● **TASK TO COMPLETE**
The listing beneath should be written out in full, exactly as shown.

======== DATASET RECORDS

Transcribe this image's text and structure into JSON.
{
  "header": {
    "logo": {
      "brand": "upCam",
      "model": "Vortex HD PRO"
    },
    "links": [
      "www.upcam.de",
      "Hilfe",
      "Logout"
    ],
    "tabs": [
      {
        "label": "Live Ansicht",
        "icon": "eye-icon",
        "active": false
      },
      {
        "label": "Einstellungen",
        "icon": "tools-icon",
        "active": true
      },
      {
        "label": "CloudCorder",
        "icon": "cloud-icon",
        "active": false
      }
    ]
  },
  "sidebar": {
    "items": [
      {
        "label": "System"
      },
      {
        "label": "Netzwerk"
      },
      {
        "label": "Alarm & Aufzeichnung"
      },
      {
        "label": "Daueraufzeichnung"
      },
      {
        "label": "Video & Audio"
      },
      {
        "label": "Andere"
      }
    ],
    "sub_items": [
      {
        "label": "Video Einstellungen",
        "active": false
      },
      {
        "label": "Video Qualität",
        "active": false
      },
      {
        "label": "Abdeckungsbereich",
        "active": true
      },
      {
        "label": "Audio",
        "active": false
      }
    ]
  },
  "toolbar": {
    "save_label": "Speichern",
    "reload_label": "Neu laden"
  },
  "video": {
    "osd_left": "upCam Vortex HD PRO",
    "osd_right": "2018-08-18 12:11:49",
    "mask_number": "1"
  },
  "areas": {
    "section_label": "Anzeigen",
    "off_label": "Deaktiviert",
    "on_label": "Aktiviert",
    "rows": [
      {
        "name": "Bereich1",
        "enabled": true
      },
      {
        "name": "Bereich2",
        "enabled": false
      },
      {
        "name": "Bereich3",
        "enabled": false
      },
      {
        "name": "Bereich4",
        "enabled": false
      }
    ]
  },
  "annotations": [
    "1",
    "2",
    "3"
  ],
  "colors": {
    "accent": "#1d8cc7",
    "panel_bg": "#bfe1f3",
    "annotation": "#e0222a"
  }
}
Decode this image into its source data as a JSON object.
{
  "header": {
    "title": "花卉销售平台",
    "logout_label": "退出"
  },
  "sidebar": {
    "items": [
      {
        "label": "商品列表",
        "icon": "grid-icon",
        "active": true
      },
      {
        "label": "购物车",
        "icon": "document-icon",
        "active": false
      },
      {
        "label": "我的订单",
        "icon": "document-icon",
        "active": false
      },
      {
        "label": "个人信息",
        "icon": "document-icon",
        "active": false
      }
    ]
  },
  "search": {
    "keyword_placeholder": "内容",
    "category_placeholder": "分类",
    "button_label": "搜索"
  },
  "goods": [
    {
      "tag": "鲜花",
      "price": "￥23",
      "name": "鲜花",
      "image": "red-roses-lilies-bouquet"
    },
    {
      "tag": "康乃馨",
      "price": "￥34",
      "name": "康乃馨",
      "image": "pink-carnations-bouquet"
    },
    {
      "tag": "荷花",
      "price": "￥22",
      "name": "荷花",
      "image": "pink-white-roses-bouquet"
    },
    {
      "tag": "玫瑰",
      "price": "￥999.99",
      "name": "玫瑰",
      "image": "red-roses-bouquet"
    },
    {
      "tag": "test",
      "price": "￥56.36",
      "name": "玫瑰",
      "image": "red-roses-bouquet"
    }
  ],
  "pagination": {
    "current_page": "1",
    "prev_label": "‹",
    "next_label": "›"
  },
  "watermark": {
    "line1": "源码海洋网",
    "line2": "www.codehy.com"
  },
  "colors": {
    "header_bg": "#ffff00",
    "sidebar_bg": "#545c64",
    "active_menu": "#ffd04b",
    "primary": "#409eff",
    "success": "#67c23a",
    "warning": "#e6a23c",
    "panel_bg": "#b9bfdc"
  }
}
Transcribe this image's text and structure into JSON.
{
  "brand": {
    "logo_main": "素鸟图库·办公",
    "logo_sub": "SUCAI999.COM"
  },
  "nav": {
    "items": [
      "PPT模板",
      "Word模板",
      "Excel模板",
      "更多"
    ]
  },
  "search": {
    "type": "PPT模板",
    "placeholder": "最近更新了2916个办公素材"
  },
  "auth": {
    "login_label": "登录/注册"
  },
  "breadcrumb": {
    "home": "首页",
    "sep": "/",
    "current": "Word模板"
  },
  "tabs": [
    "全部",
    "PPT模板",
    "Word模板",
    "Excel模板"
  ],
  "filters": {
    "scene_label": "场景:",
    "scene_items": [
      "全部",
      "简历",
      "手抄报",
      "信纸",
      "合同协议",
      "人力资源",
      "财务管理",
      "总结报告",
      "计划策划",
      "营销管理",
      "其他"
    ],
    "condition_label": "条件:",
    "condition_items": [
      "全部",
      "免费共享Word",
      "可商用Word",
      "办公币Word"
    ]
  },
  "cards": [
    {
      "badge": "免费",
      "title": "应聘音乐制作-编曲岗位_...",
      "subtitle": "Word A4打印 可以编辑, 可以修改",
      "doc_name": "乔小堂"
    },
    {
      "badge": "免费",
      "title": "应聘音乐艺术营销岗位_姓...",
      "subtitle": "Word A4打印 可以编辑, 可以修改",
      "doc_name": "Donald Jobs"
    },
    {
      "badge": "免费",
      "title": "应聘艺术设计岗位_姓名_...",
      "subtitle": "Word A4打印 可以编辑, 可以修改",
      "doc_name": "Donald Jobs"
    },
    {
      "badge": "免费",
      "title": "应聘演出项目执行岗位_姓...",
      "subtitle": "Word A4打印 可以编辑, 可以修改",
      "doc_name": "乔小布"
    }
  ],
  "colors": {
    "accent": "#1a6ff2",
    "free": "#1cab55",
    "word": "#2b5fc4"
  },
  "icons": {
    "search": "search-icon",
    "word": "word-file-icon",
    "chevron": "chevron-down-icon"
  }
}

================

● **EXERCISE RESULT**
Transcribe this image's text and structure into JSON.
{
  "header": {
    "logo": {
      "brand": "upCam",
      "model": "Vortex HD PRO"
    },
    "links": [
      "www.upcam.de",
      "Hilfe",
      "Logout"
    ],
    "tabs": [
      {
        "label": "Live Ansicht",
        "icon": "eye-icon",
        "active": false
      },
      {
        "label": "Einstellungen",
        "icon": "tools-icon",
        "active": true
      },
      {
        "label": "CloudCorder",
        "icon": "cloud-icon",
        "active": false
      }
    ]
  },
  "sidebar": {
    "items": [
      {
        "label": "System"
      },
      {
        "label": "Netzwerk"
      },
      {
        "label": "Alarm & Aufzeichnung"
      },
      {
        "label": "Daueraufzeichnung"
      },
      {
        "label": "Video & Audio"
      },
      {
        "label": "Andere"
      }
    ],
    "sub_items": [
      {
        "label": "Video Einstellungen",
        "active": false
      },
      {
        "label": "Video Qualität",
        "active": false
      },
      {
        "label": "Abdeckungsbereich",
        "active": true
      },
      {
        "label": "Audio",
        "active": false
      }
    ]
  },
  "toolbar": {
    "save_label": "Speichern",
    "reload_label": "Neu laden"
  },
  "video": {
    "osd_left": "upCam Vortex HD PRO",
    "osd_right": "2018-08-18 12:11:49",
    "mask_number": "1"
  },
  "areas": {
    "section_label": "Anzeigen",
    "off_label": "Deaktiviert",
    "on_label": "Aktiviert",
    "rows": [
      {
        "name": "Bereich1",
        "enabled": true
      },
      {
        "name": "Bereich2",
        "enabled": false
      },
      {
        "name": "Bereich3",
        "enabled": false
      },
      {
        "name": "Bereich4",
        "enabled": false
      }
    ]
  },
  "annotations": [
    "1",
    "2",
    "3"
  ],
  "colors": {
    "accent": "#1d8cc7",
    "panel_bg": "#bfe1f3",
    "annotation": "#e0222a"
  }
}
Decode this image into its source data as a JSON object.
{
  "header": {
    "title": "花卉销售平台",
    "logout_label": "退出"
  },
  "sidebar": {
    "items": [
      {
        "label": "商品列表",
        "icon": "grid-icon",
        "active": true
      },
      {
        "label": "购物车",
        "icon": "document-icon",
        "active": false
      },
      {
        "label": "我的订单",
        "icon": "document-icon",
        "active": false
      },
      {
        "label": "个人信息",
        "icon": "document-icon",
        "active": false
      }
    ]
  },
  "search": {
    "keyword_placeholder": "内容",
    "category_placeholder": "分类",
    "button_label": "搜索"
  },
  "goods": [
    {
      "tag": "鲜花",
      "price": "￥23",
      "name": "鲜花",
      "image": "red-roses-lilies-bouquet"
    },
    {
      "tag": "康乃馨",
      "price": "￥34",
      "name": "康乃馨",
      "image": "pink-carnations-bouquet"
    },
    {
      "tag": "荷花",
      "price": "￥22",
      "name": "荷花",
      "image": "pink-white-roses-bouquet"
    },
    {
      "tag": "玫瑰",
      "price": "￥999.99",
      "name": "玫瑰",
      "image": "red-roses-bouquet"
    },
    {
      "tag": "test",
      "price": "￥56.36",
      "name": "玫瑰",
      "image": "red-roses-bouquet"
    }
  ],
  "pagination": {
    "current_page": "1",
    "prev_label": "‹",
    "next_label": "›"
  },
  "watermark": {
    "line1": "源码海洋网",
    "line2": "www.codehy.com"
  },
  "colors": {
    "header_bg": "#ffff00",
    "sidebar_bg": "#545c64",
    "active_menu": "#ffd04b",
    "primary": "#409eff",
    "success": "#67c23a",
    "warning": "#e6a23c",
    "panel_bg": "#b9bfdc"
  }
}
Transcribe this image's text and structure into JSON.
{
  "brand": {
    "logo_main": "素鸟图库·办公",
    "logo_sub": "SUCAI999.COM"
  },
  "nav": {
    "items": [
      "PPT模板",
      "Word模板",
      "Excel模板",
      "更多"
    ]
  },
  "search": {
    "type": "PPT模板",
    "placeholder": "最近更新了2916个办公素材"
  },
  "auth": {
    "login_label": "登录/注册"
  },
  "breadcrumb": {
    "home": "首页",
    "sep": "/",
    "current": "Word模板"
  },
  "tabs": [
    "全部",
    "PPT模板",
    "Word模板",
    "Excel模板"
  ],
  "filters": {
    "scene_label": "场景:",
    "scene_items": [
      "全部",
      "简历",
      "手抄报",
      "信纸",
      "合同协议",
      "人力资源",
      "财务管理",
      "总结报告",
      "计划策划",
      "营销管理",
      "其他"
    ],
    "condition_label": "条件:",
    "condition_items": [
      "全部",
      "免费共享Word",
      "可商用Word",
      "办公币Word"
    ]
  },
  "cards": [
    {
      "badge": "免费",
      "title": "应聘音乐制作-编曲岗位_...",
      "subtitle": "Word A4打印 可以编辑, 可以修改",
      "doc_name": "乔小堂"
    },
    {
      "badge": "免费",
      "title": "应聘音乐艺术营销岗位_姓...",
      "subtitle": "Word A4打印 可以编辑, 可以修改",
      "doc_name": "Donald Jobs"
    },
    {
      "badge": "免费",
      "title": "应聘艺术设计岗位_姓名_...",
      "subtitle": "Word A4打印 可以编辑, 可以修改",
      "doc_name": "Donald Jobs"
    },
    {
      "badge": "免费",
      "title": "应聘演出项目执行岗位_姓...",
      "subtitle": "Word A4打印 可以编辑, 可以修改",
      "doc_name": "乔小布"
    }
  ],
  "colors": {
    "accent": "#1a6ff2",
    "free": "#1cab55",
    "word": "#2b5fc4"
  },
  "icons": {
    "search": "search-icon",
    "word": "word-file-icon",
    "chevron": "chevron-down-icon"
  }
}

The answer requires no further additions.